-- Begin --

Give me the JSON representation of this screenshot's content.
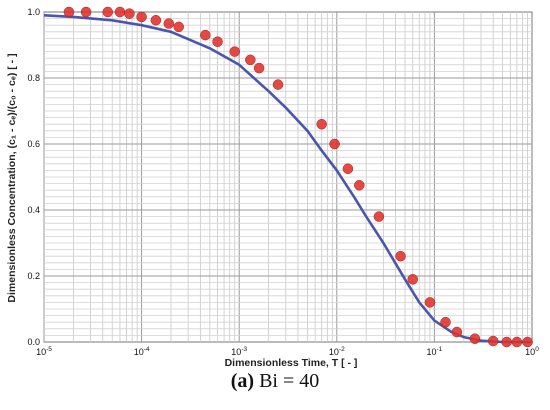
{
  "chart_data": {
    "type": "scatter",
    "xlabel": "Dimensionless Time, T  [ - ]",
    "ylabel": "Dimensionless Concentration,  (c₁ - cₑ)/(c₀ - cₑ)  [ - ]",
    "x_scale": "log",
    "xlim": [
      1e-05,
      1
    ],
    "ylim": [
      0,
      1
    ],
    "x_ticks": [
      {
        "value": 1e-05,
        "base": "10",
        "exp": "-5"
      },
      {
        "value": 0.0001,
        "base": "10",
        "exp": "-4"
      },
      {
        "value": 0.001,
        "base": "10",
        "exp": "-3"
      },
      {
        "value": 0.01,
        "base": "10",
        "exp": "-2"
      },
      {
        "value": 0.1,
        "base": "10",
        "exp": "-1"
      },
      {
        "value": 1,
        "base": "10",
        "exp": "0"
      }
    ],
    "y_ticks": [
      "0.0",
      "0.2",
      "0.4",
      "0.6",
      "0.8",
      "1.0"
    ],
    "grid": true,
    "series": [
      {
        "kind": "line",
        "color": "#4a55b0",
        "x": [
          1e-05,
          2e-05,
          5e-05,
          0.0001,
          0.0002,
          0.0005,
          0.001,
          0.002,
          0.003,
          0.005,
          0.007,
          0.01,
          0.015,
          0.02,
          0.03,
          0.05,
          0.07,
          0.1,
          0.15,
          0.2,
          0.3,
          0.5,
          1.0
        ],
        "y": [
          0.99,
          0.985,
          0.975,
          0.96,
          0.94,
          0.89,
          0.84,
          0.76,
          0.71,
          0.64,
          0.58,
          0.52,
          0.44,
          0.38,
          0.3,
          0.19,
          0.12,
          0.065,
          0.03,
          0.015,
          0.004,
          0.0,
          0.0
        ]
      },
      {
        "kind": "points",
        "color": "#e0302a",
        "x": [
          1.8e-05,
          2.7e-05,
          4.5e-05,
          6e-05,
          7.5e-05,
          0.0001,
          0.00014,
          0.00019,
          0.00024,
          0.00045,
          0.0006,
          0.0009,
          0.0013,
          0.0016,
          0.0025,
          0.007,
          0.0095,
          0.013,
          0.017,
          0.027,
          0.045,
          0.06,
          0.09,
          0.13,
          0.17,
          0.26,
          0.4,
          0.55,
          0.7,
          0.9
        ],
        "y": [
          1.0,
          1.0,
          1.0,
          1.0,
          0.995,
          0.985,
          0.975,
          0.965,
          0.955,
          0.93,
          0.91,
          0.88,
          0.855,
          0.83,
          0.78,
          0.66,
          0.6,
          0.525,
          0.475,
          0.38,
          0.26,
          0.19,
          0.12,
          0.06,
          0.03,
          0.01,
          0.003,
          0.0,
          0.0,
          0.0
        ]
      }
    ]
  },
  "caption": {
    "label": "(a)",
    "text": " Bi = 40"
  }
}
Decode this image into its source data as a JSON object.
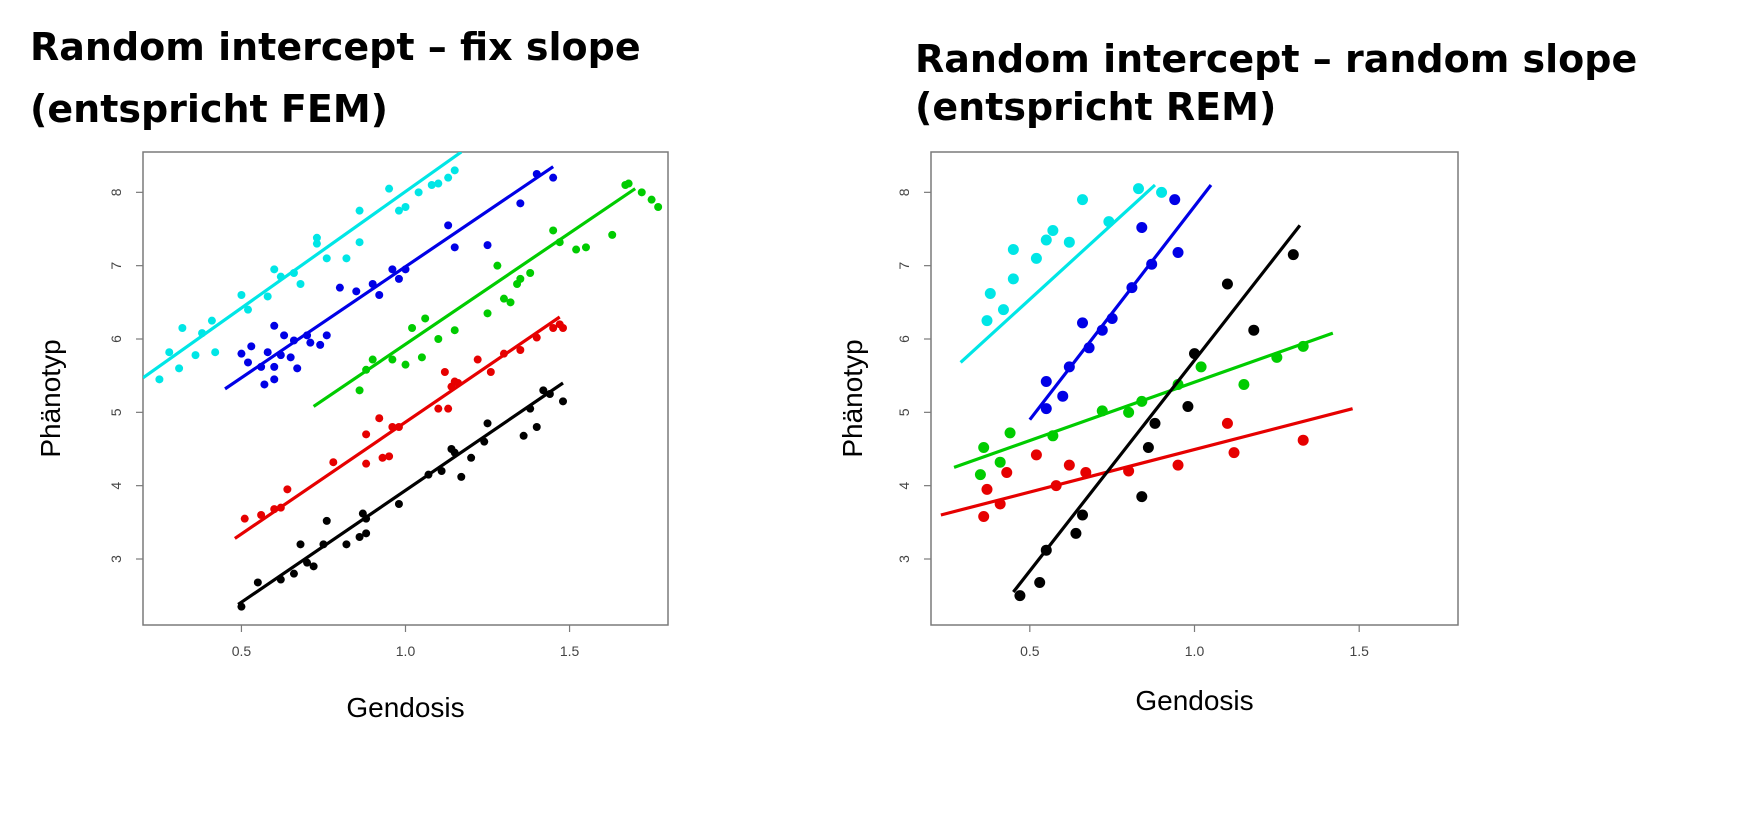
{
  "chart_data": [
    {
      "type": "scatter",
      "title": "Random intercept – fix slope",
      "subtitle": "(entspricht FEM)",
      "xlabel": "Gendosis",
      "ylabel": "Phänotyp",
      "xlim": [
        0.2,
        1.8
      ],
      "ylim": [
        2.1,
        8.55
      ],
      "xticks": [
        "0.5",
        "1.0",
        "1.5"
      ],
      "xtick_values": [
        0.5,
        1.0,
        1.5
      ],
      "yticks": [
        "3",
        "4",
        "5",
        "6",
        "7",
        "8"
      ],
      "ytick_values": [
        3,
        4,
        5,
        6,
        7,
        8
      ],
      "grid": false,
      "series": [
        {
          "color": "#00e6e6",
          "line": [
            [
              0.2,
              5.47
            ],
            [
              1.17,
              8.55
            ]
          ],
          "points": [
            [
              0.25,
              5.45
            ],
            [
              0.28,
              5.82
            ],
            [
              0.31,
              5.6
            ],
            [
              0.32,
              6.15
            ],
            [
              0.36,
              5.78
            ],
            [
              0.38,
              6.08
            ],
            [
              0.41,
              6.25
            ],
            [
              0.42,
              5.82
            ],
            [
              0.5,
              6.6
            ],
            [
              0.52,
              6.4
            ],
            [
              0.58,
              6.58
            ],
            [
              0.6,
              6.95
            ],
            [
              0.62,
              6.85
            ],
            [
              0.66,
              6.9
            ],
            [
              0.68,
              6.75
            ],
            [
              0.73,
              7.3
            ],
            [
              0.73,
              7.38
            ],
            [
              0.76,
              7.1
            ],
            [
              0.82,
              7.1
            ],
            [
              0.86,
              7.75
            ],
            [
              0.86,
              7.32
            ],
            [
              0.95,
              8.05
            ],
            [
              0.98,
              7.75
            ],
            [
              1.0,
              7.8
            ],
            [
              1.04,
              8.0
            ],
            [
              1.08,
              8.1
            ],
            [
              1.1,
              8.12
            ],
            [
              1.13,
              8.2
            ],
            [
              1.15,
              8.3
            ]
          ]
        },
        {
          "color": "#0000e6",
          "line": [
            [
              0.45,
              5.32
            ],
            [
              1.45,
              8.35
            ]
          ],
          "points": [
            [
              0.5,
              5.8
            ],
            [
              0.52,
              5.68
            ],
            [
              0.53,
              5.9
            ],
            [
              0.56,
              5.62
            ],
            [
              0.57,
              5.38
            ],
            [
              0.58,
              5.82
            ],
            [
              0.6,
              5.45
            ],
            [
              0.6,
              5.62
            ],
            [
              0.6,
              6.18
            ],
            [
              0.62,
              5.78
            ],
            [
              0.63,
              6.05
            ],
            [
              0.65,
              5.75
            ],
            [
              0.66,
              5.98
            ],
            [
              0.67,
              5.6
            ],
            [
              0.7,
              6.05
            ],
            [
              0.71,
              5.95
            ],
            [
              0.74,
              5.92
            ],
            [
              0.76,
              6.05
            ],
            [
              0.8,
              6.7
            ],
            [
              0.85,
              6.65
            ],
            [
              0.9,
              6.75
            ],
            [
              0.92,
              6.6
            ],
            [
              0.96,
              6.95
            ],
            [
              0.98,
              6.82
            ],
            [
              1.0,
              6.95
            ],
            [
              1.13,
              7.55
            ],
            [
              1.15,
              7.25
            ],
            [
              1.25,
              7.28
            ],
            [
              1.35,
              7.85
            ],
            [
              1.4,
              8.25
            ],
            [
              1.45,
              8.2
            ]
          ]
        },
        {
          "color": "#00cc00",
          "line": [
            [
              0.72,
              5.08
            ],
            [
              1.7,
              8.05
            ]
          ],
          "points": [
            [
              0.86,
              5.3
            ],
            [
              0.88,
              5.58
            ],
            [
              0.9,
              5.72
            ],
            [
              0.96,
              5.72
            ],
            [
              1.0,
              5.65
            ],
            [
              1.02,
              6.15
            ],
            [
              1.05,
              5.75
            ],
            [
              1.06,
              6.28
            ],
            [
              1.1,
              6.0
            ],
            [
              1.15,
              6.12
            ],
            [
              1.25,
              6.35
            ],
            [
              1.28,
              7.0
            ],
            [
              1.3,
              6.55
            ],
            [
              1.32,
              6.5
            ],
            [
              1.34,
              6.75
            ],
            [
              1.35,
              6.82
            ],
            [
              1.38,
              6.9
            ],
            [
              1.45,
              7.48
            ],
            [
              1.47,
              7.32
            ],
            [
              1.52,
              7.22
            ],
            [
              1.55,
              7.25
            ],
            [
              1.63,
              7.42
            ],
            [
              1.67,
              8.1
            ],
            [
              1.68,
              8.12
            ],
            [
              1.72,
              8.0
            ],
            [
              1.75,
              7.9
            ],
            [
              1.77,
              7.8
            ]
          ]
        },
        {
          "color": "#e60000",
          "line": [
            [
              0.48,
              3.28
            ],
            [
              1.47,
              6.3
            ]
          ],
          "points": [
            [
              0.51,
              3.55
            ],
            [
              0.56,
              3.6
            ],
            [
              0.6,
              3.68
            ],
            [
              0.62,
              3.7
            ],
            [
              0.64,
              3.95
            ],
            [
              0.78,
              4.32
            ],
            [
              0.88,
              4.3
            ],
            [
              0.88,
              4.7
            ],
            [
              0.92,
              4.92
            ],
            [
              0.93,
              4.38
            ],
            [
              0.95,
              4.4
            ],
            [
              0.96,
              4.8
            ],
            [
              0.98,
              4.8
            ],
            [
              1.1,
              5.05
            ],
            [
              1.12,
              5.55
            ],
            [
              1.13,
              5.05
            ],
            [
              1.14,
              5.35
            ],
            [
              1.15,
              5.42
            ],
            [
              1.16,
              5.4
            ],
            [
              1.22,
              5.72
            ],
            [
              1.26,
              5.55
            ],
            [
              1.3,
              5.8
            ],
            [
              1.35,
              5.85
            ],
            [
              1.4,
              6.02
            ],
            [
              1.45,
              6.15
            ],
            [
              1.47,
              6.2
            ],
            [
              1.48,
              6.15
            ]
          ]
        },
        {
          "color": "#000000",
          "line": [
            [
              0.49,
              2.38
            ],
            [
              1.48,
              5.4
            ]
          ],
          "points": [
            [
              0.5,
              2.35
            ],
            [
              0.55,
              2.68
            ],
            [
              0.62,
              2.72
            ],
            [
              0.66,
              2.8
            ],
            [
              0.68,
              3.2
            ],
            [
              0.7,
              2.95
            ],
            [
              0.72,
              2.9
            ],
            [
              0.75,
              3.2
            ],
            [
              0.76,
              3.52
            ],
            [
              0.82,
              3.2
            ],
            [
              0.86,
              3.3
            ],
            [
              0.87,
              3.62
            ],
            [
              0.88,
              3.35
            ],
            [
              0.88,
              3.55
            ],
            [
              0.98,
              3.75
            ],
            [
              1.07,
              4.15
            ],
            [
              1.11,
              4.2
            ],
            [
              1.14,
              4.5
            ],
            [
              1.15,
              4.45
            ],
            [
              1.17,
              4.12
            ],
            [
              1.2,
              4.38
            ],
            [
              1.24,
              4.6
            ],
            [
              1.25,
              4.85
            ],
            [
              1.36,
              4.68
            ],
            [
              1.38,
              5.05
            ],
            [
              1.4,
              4.8
            ],
            [
              1.42,
              5.3
            ],
            [
              1.44,
              5.25
            ],
            [
              1.48,
              5.15
            ]
          ]
        }
      ]
    },
    {
      "type": "scatter",
      "title": "Random intercept – random slope",
      "subtitle": "(entspricht REM)",
      "xlabel": "Gendosis",
      "ylabel": "Phänotyp",
      "xlim": [
        0.2,
        1.8
      ],
      "ylim": [
        2.1,
        8.55
      ],
      "xticks": [
        "0.5",
        "1.0",
        "1.5"
      ],
      "xtick_values": [
        0.5,
        1.0,
        1.5
      ],
      "yticks": [
        "3",
        "4",
        "5",
        "6",
        "7",
        "8"
      ],
      "ytick_values": [
        3,
        4,
        5,
        6,
        7,
        8
      ],
      "grid": false,
      "series": [
        {
          "color": "#00e6e6",
          "line": [
            [
              0.29,
              5.68
            ],
            [
              0.88,
              8.1
            ]
          ],
          "points": [
            [
              0.37,
              6.25
            ],
            [
              0.38,
              6.62
            ],
            [
              0.42,
              6.4
            ],
            [
              0.45,
              6.82
            ],
            [
              0.45,
              7.22
            ],
            [
              0.52,
              7.1
            ],
            [
              0.55,
              7.35
            ],
            [
              0.57,
              7.48
            ],
            [
              0.62,
              7.32
            ],
            [
              0.66,
              7.9
            ],
            [
              0.74,
              7.6
            ],
            [
              0.83,
              8.05
            ],
            [
              0.9,
              8.0
            ]
          ]
        },
        {
          "color": "#0000e6",
          "line": [
            [
              0.5,
              4.9
            ],
            [
              1.05,
              8.1
            ]
          ],
          "points": [
            [
              0.55,
              5.05
            ],
            [
              0.55,
              5.42
            ],
            [
              0.6,
              5.22
            ],
            [
              0.62,
              5.62
            ],
            [
              0.66,
              6.22
            ],
            [
              0.68,
              5.88
            ],
            [
              0.72,
              6.12
            ],
            [
              0.75,
              6.28
            ],
            [
              0.81,
              6.7
            ],
            [
              0.84,
              7.52
            ],
            [
              0.87,
              7.02
            ],
            [
              0.94,
              7.9
            ],
            [
              0.95,
              7.18
            ]
          ]
        },
        {
          "color": "#00cc00",
          "line": [
            [
              0.27,
              4.25
            ],
            [
              1.42,
              6.08
            ]
          ],
          "points": [
            [
              0.35,
              4.15
            ],
            [
              0.36,
              4.52
            ],
            [
              0.41,
              4.32
            ],
            [
              0.44,
              4.72
            ],
            [
              0.57,
              4.68
            ],
            [
              0.72,
              5.02
            ],
            [
              0.8,
              5.0
            ],
            [
              0.84,
              5.15
            ],
            [
              0.95,
              5.38
            ],
            [
              1.02,
              5.62
            ],
            [
              1.15,
              5.38
            ],
            [
              1.25,
              5.75
            ],
            [
              1.33,
              5.9
            ]
          ]
        },
        {
          "color": "#e60000",
          "line": [
            [
              0.23,
              3.6
            ],
            [
              1.48,
              5.05
            ]
          ],
          "points": [
            [
              0.36,
              3.58
            ],
            [
              0.37,
              3.95
            ],
            [
              0.41,
              3.75
            ],
            [
              0.43,
              4.18
            ],
            [
              0.52,
              4.42
            ],
            [
              0.58,
              4.0
            ],
            [
              0.62,
              4.28
            ],
            [
              0.67,
              4.18
            ],
            [
              0.8,
              4.2
            ],
            [
              0.95,
              4.28
            ],
            [
              1.1,
              4.85
            ],
            [
              1.12,
              4.45
            ],
            [
              1.33,
              4.62
            ]
          ]
        },
        {
          "color": "#000000",
          "line": [
            [
              0.45,
              2.55
            ],
            [
              1.32,
              7.55
            ]
          ],
          "points": [
            [
              0.47,
              2.5
            ],
            [
              0.53,
              2.68
            ],
            [
              0.55,
              3.12
            ],
            [
              0.64,
              3.35
            ],
            [
              0.66,
              3.6
            ],
            [
              0.84,
              3.85
            ],
            [
              0.86,
              4.52
            ],
            [
              0.88,
              4.85
            ],
            [
              0.98,
              5.08
            ],
            [
              1.0,
              5.8
            ],
            [
              1.1,
              6.75
            ],
            [
              1.18,
              6.12
            ],
            [
              1.3,
              7.15
            ]
          ]
        }
      ]
    }
  ]
}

-- End --

Check every line of the entries above for the word "slope" and report how many lines contain it, giving the number only.

2